**Problem to solve**
Repeat every record exactly, but keep images out of the copy.

........

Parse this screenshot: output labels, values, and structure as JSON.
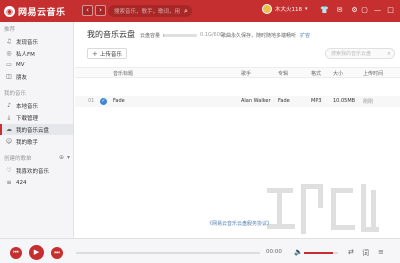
{
  "app": {
    "logo_text": "网易云音乐"
  },
  "header": {
    "search_placeholder": "搜索音乐，歌手，歌词，用户",
    "username": "木大火118"
  },
  "sidebar": {
    "recommend_title": "推荐",
    "recommend_items": [
      {
        "label": "发现音乐",
        "icon": "music-note-icon"
      },
      {
        "label": "私人FM",
        "icon": "radio-icon"
      },
      {
        "label": "MV",
        "icon": "video-icon"
      },
      {
        "label": "朋友",
        "icon": "friends-icon"
      }
    ],
    "my_music_title": "我的音乐",
    "my_music_items": [
      {
        "label": "本地音乐",
        "icon": "local-music-icon"
      },
      {
        "label": "下载管理",
        "icon": "download-icon"
      },
      {
        "label": "我的音乐云盘",
        "icon": "cloud-icon",
        "active": true
      },
      {
        "label": "我的歌手",
        "icon": "singer-icon"
      }
    ],
    "playlist_title": "创建的歌单",
    "playlists": [
      {
        "label": "我喜欢的音乐",
        "icon": "heart-icon"
      },
      {
        "label": "424",
        "icon": "playlist-icon"
      }
    ]
  },
  "main": {
    "title": "我的音乐云盘",
    "capacity_label": "云盘容量",
    "capacity_value": "0.1G/60G",
    "capacity_fraction": 0.02,
    "notice": "歌曲永久保存，随时随地多端畅听",
    "notice_link": "扩容",
    "upload_label": "上传音乐",
    "search_placeholder": "搜索我的音乐云盘",
    "columns": [
      "音乐标题",
      "歌手",
      "专辑",
      "格式",
      "大小",
      "上传时间"
    ],
    "rows": [
      {
        "index": "01",
        "title": "Fade",
        "artist": "Alan Walker",
        "album": "Fade",
        "format": "MP3",
        "size": "10.05MB",
        "uploaded": "刚刚"
      }
    ],
    "footer_link": "《网易云音乐云盘服务协议》"
  },
  "player": {
    "time": "00:00",
    "progress": 0,
    "volume": 0.85
  },
  "colors": {
    "accent": "#c62f2f",
    "link": "#507daf"
  }
}
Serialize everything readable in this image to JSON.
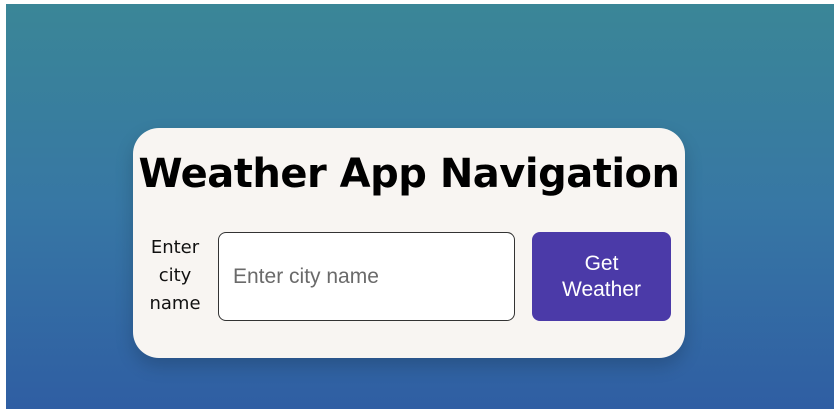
{
  "card": {
    "title": "Weather App Navigation",
    "form": {
      "label": "Enter city name",
      "input_placeholder": "Enter city name",
      "input_value": "",
      "button_label": "Get Weather"
    }
  },
  "colors": {
    "background_top": "#3a8697",
    "background_bottom": "#2f5ea3",
    "card_background": "#f8f5f2",
    "button_background": "#4b3aa8",
    "button_text": "#ffffff"
  }
}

........

**Expected answer**
Parse this screenshot: output labels, values, and structure as JSON.
{
  "app": {
    "logo_text": "网易云音乐"
  },
  "header": {
    "search_placeholder": "搜索音乐，歌手，歌词，用户",
    "username": "木大火118"
  },
  "sidebar": {
    "recommend_title": "推荐",
    "recommend_items": [
      {
        "label": "发现音乐",
        "icon": "music-note-icon"
      },
      {
        "label": "私人FM",
        "icon": "radio-icon"
      },
      {
        "label": "MV",
        "icon": "video-icon"
      },
      {
        "label": "朋友",
        "icon": "friends-icon"
      }
    ],
    "my_music_title": "我的音乐",
    "my_music_items": [
      {
        "label": "本地音乐",
        "icon": "local-music-icon"
      },
      {
        "label": "下载管理",
        "icon": "download-icon"
      },
      {
        "label": "我的音乐云盘",
        "icon": "cloud-icon",
        "active": true
      },
      {
        "label": "我的歌手",
        "icon": "singer-icon"
      }
    ],
    "playlist_title": "创建的歌单",
    "playlists": [
      {
        "label": "我喜欢的音乐",
        "icon": "heart-icon"
      },
      {
        "label": "424",
        "icon": "playlist-icon"
      }
    ]
  },
  "main": {
    "title": "我的音乐云盘",
    "capacity_label": "云盘容量",
    "capacity_value": "0.1G/60G",
    "capacity_fraction": 0.02,
    "notice": "歌曲永久保存，随时随地多端畅听",
    "notice_link": "扩容",
    "upload_label": "上传音乐",
    "search_placeholder": "搜索我的音乐云盘",
    "columns": [
      "音乐标题",
      "歌手",
      "专辑",
      "格式",
      "大小",
      "上传时间"
    ],
    "rows": [
      {
        "index": "01",
        "title": "Fade",
        "artist": "Alan Walker",
        "album": "Fade",
        "format": "MP3",
        "size": "10.05MB",
        "uploaded": "刚刚"
      }
    ],
    "footer_link": "《网易云音乐云盘服务协议》"
  },
  "player": {
    "time": "00:00",
    "progress": 0,
    "volume": 0.85
  },
  "colors": {
    "accent": "#c62f2f",
    "link": "#507daf"
  }
}
Serialize everything readable in this image to JSON.
{
  "card": {
    "title": "Weather App Navigation",
    "form": {
      "label": "Enter city name",
      "input_placeholder": "Enter city name",
      "input_value": "",
      "button_label": "Get Weather"
    }
  },
  "colors": {
    "background_top": "#3a8697",
    "background_bottom": "#2f5ea3",
    "card_background": "#f8f5f2",
    "button_background": "#4b3aa8",
    "button_text": "#ffffff"
  }
}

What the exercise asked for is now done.